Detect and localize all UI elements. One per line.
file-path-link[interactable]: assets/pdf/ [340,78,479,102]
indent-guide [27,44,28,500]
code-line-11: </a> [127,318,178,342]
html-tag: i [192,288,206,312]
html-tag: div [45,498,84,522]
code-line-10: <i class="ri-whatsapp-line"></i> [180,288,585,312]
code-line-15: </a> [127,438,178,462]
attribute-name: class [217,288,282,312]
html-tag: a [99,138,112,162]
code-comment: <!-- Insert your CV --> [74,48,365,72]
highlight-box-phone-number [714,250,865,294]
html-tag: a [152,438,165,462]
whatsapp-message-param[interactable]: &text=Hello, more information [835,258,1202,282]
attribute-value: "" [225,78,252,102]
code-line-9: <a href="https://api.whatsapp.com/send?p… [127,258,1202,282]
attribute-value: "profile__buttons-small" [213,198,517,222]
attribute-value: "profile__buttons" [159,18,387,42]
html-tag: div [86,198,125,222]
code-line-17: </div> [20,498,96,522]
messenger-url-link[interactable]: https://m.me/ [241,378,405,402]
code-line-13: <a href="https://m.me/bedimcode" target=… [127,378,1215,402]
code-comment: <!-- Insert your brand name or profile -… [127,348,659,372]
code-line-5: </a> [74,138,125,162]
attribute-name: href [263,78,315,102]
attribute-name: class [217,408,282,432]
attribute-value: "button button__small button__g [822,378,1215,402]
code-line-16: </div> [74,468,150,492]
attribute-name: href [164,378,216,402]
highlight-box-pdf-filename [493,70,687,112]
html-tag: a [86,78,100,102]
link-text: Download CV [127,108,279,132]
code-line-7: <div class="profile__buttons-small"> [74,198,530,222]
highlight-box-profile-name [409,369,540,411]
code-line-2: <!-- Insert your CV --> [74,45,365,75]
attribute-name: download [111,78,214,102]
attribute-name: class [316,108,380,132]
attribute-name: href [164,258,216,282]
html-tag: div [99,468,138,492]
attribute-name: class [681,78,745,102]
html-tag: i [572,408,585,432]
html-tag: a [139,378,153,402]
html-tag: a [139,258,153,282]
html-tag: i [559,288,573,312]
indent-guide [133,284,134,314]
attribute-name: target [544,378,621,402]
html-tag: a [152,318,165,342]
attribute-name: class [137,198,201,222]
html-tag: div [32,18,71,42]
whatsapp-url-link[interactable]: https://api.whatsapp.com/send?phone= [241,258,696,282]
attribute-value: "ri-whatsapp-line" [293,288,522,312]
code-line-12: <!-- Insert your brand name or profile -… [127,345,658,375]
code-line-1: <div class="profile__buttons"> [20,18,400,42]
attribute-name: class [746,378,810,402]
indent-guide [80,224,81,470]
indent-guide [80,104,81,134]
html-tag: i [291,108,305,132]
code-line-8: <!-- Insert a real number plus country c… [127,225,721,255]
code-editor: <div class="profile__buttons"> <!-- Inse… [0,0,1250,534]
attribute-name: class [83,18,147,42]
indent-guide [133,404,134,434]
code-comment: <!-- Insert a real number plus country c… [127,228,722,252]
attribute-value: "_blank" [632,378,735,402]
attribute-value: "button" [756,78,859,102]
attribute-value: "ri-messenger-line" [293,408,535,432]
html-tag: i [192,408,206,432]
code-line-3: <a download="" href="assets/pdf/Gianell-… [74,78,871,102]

:: Problem requirements ::
Replace "html-tag" with "markup-tag" in the rows from the first one through the row containing "highlight-box-phone-number [714,250,865,294]", including both, and write those rows out again with everything else unchanged.

:: Correct result ::
Detect and localize all UI elements. One per line.
file-path-link[interactable]: assets/pdf/ [340,78,479,102]
indent-guide [27,44,28,500]
code-line-11: </a> [127,318,178,342]
markup-tag: i [192,288,206,312]
markup-tag: div [45,498,84,522]
code-line-10: <i class="ri-whatsapp-line"></i> [180,288,585,312]
code-line-15: </a> [127,438,178,462]
attribute-name: class [217,288,282,312]
markup-tag: a [99,138,112,162]
code-comment: <!-- Insert your CV --> [74,48,365,72]
highlight-box-phone-number [714,250,865,294]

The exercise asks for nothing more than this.